Show each line of the records in which the word "Piezas" occurs.
=-=-=
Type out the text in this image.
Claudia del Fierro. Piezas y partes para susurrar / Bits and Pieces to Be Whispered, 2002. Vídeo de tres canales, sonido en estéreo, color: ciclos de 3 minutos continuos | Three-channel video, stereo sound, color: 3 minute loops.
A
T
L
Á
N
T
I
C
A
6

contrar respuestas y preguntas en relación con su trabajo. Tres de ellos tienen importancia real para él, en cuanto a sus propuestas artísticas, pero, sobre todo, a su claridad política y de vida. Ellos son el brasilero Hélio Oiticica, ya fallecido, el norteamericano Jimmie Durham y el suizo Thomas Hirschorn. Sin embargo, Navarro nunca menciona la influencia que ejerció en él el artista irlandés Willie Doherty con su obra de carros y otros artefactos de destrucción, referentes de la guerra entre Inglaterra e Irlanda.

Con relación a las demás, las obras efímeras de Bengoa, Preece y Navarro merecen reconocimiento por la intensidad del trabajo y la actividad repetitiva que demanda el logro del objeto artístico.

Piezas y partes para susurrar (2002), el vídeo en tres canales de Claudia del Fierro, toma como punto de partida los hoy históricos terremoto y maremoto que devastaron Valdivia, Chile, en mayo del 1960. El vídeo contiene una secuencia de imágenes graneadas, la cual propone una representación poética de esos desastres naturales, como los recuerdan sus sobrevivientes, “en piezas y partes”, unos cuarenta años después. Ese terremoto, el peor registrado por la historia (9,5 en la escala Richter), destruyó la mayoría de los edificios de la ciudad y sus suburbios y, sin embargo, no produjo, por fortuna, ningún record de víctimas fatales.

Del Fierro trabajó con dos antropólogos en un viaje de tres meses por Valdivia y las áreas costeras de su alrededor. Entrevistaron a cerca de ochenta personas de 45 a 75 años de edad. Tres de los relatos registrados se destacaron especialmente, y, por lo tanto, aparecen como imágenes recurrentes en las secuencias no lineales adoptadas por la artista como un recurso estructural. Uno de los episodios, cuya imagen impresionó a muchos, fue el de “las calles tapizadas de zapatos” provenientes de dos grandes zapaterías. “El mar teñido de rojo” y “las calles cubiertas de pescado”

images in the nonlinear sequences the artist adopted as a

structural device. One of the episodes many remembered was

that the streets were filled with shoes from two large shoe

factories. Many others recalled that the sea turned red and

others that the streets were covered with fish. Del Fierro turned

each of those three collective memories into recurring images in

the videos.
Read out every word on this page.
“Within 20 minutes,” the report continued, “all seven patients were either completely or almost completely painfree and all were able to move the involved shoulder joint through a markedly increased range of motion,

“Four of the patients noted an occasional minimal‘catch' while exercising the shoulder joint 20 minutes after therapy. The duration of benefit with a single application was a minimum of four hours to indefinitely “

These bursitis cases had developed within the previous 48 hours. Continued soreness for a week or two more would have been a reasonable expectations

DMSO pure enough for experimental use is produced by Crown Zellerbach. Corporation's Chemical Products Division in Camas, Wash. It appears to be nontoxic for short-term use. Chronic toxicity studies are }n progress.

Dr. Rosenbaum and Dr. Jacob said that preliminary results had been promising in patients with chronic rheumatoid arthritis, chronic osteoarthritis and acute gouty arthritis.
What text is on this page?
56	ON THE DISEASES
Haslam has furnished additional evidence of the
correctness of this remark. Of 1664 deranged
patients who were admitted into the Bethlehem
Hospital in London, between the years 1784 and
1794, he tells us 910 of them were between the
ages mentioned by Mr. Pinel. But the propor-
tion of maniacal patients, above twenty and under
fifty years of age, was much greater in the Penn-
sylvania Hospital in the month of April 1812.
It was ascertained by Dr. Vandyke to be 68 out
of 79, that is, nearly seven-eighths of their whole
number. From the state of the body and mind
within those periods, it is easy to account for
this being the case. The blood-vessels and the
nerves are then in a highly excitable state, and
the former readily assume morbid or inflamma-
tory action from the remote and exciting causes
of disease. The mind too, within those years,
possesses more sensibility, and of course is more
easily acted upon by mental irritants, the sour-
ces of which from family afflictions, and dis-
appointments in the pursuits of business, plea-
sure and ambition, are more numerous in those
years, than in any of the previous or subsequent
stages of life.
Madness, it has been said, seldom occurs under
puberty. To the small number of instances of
=-=-=
REPLY:
Claudia del Fierro. Piezas y partes para susurrar / Bits and Pieces to Be Whispered, 2002. Vídeo de tres canales, sonido en estéreo, color: ciclos de 3 minutos continuos | Three-channel video, stereo sound, color: 3 minute loops.
Piezas y partes para susurrar (2002), el vídeo en tres canales de Claudia del Fierro, toma como punto de partida los hoy históricos terremoto y maremoto que devastaron Valdivia, Chile, en mayo del 1960. El vídeo contiene una secuencia de imágenes graneadas, la cual propone una representación poética de esos desastres naturales, como los recuerdan sus sobrevivientes, “en piezas y partes”, unos cuarenta años después. Ese terremoto, el peor registrado por la historia (9,5 en la escala Richter), destruyó la mayoría de los edificios de la ciudad y sus suburbios y, sin embargo, no produjo, por fortuna, ningún record de víctimas fatales.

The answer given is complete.